▸ **Given task**
With the images removed, repeat the data below exactly.

▸ **Information supplied**
******

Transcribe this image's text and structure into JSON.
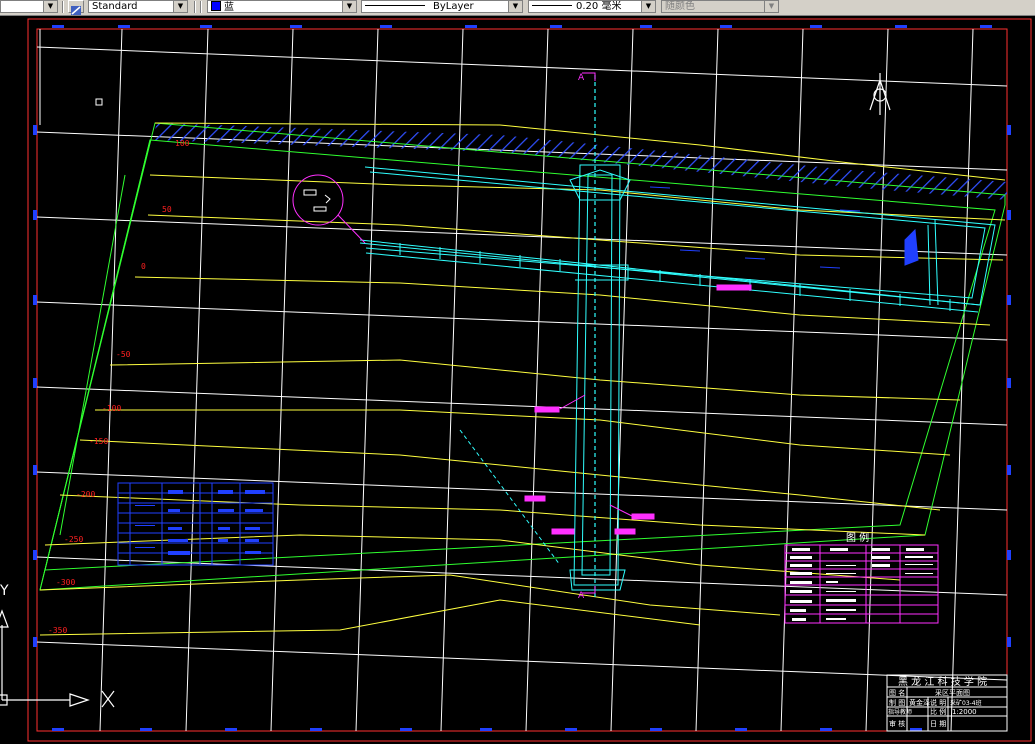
{
  "toolbar": {
    "text_style": "Standard",
    "color": "蓝",
    "color_swatch": "#0000ff",
    "linetype": "ByLayer",
    "lineweight": "0.20 毫米",
    "plot_style": "随颜色"
  },
  "drawing": {
    "contour_labels": [
      "100",
      "50",
      "0",
      "-50",
      "-100",
      "-150",
      "-200",
      "-250",
      "-300",
      "-350"
    ],
    "section_mark": "A",
    "legend_title": "图  例",
    "title_block": {
      "school": "黑 龙 江 科 技 学 院",
      "drawing_name": "采区平面图",
      "row1": [
        "图 名",
        "",
        "采区平面图"
      ],
      "row2": [
        "制 图",
        "黄金泽",
        "说 明",
        "采矿03-4班"
      ],
      "row3": [
        "指导教师",
        "",
        "比 例",
        "1:2000"
      ],
      "row4": [
        "审 核",
        "",
        "日 期",
        ""
      ]
    }
  },
  "ucs": {
    "x_label": "X",
    "y_label": "Y"
  }
}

******

▸ **Answer in full**
Transcribe this image's text and structure into JSON.
{
  "toolbar": {
    "text_style": "Standard",
    "color": "蓝",
    "color_swatch": "#0000ff",
    "linetype": "ByLayer",
    "lineweight": "0.20 毫米",
    "plot_style": "随颜色"
  },
  "drawing": {
    "contour_labels": [
      "100",
      "50",
      "0",
      "-50",
      "-100",
      "-150",
      "-200",
      "-250",
      "-300",
      "-350"
    ],
    "section_mark": "A",
    "legend_title": "图  例",
    "title_block": {
      "school": "黑 龙 江 科 技 学 院",
      "drawing_name": "采区平面图",
      "row1": [
        "图 名",
        "",
        "采区平面图"
      ],
      "row2": [
        "制 图",
        "黄金泽",
        "说 明",
        "采矿03-4班"
      ],
      "row3": [
        "指导教师",
        "",
        "比 例",
        "1:2000"
      ],
      "row4": [
        "审 核",
        "",
        "日 期",
        ""
      ]
    }
  },
  "ucs": {
    "x_label": "X",
    "y_label": "Y"
  }
}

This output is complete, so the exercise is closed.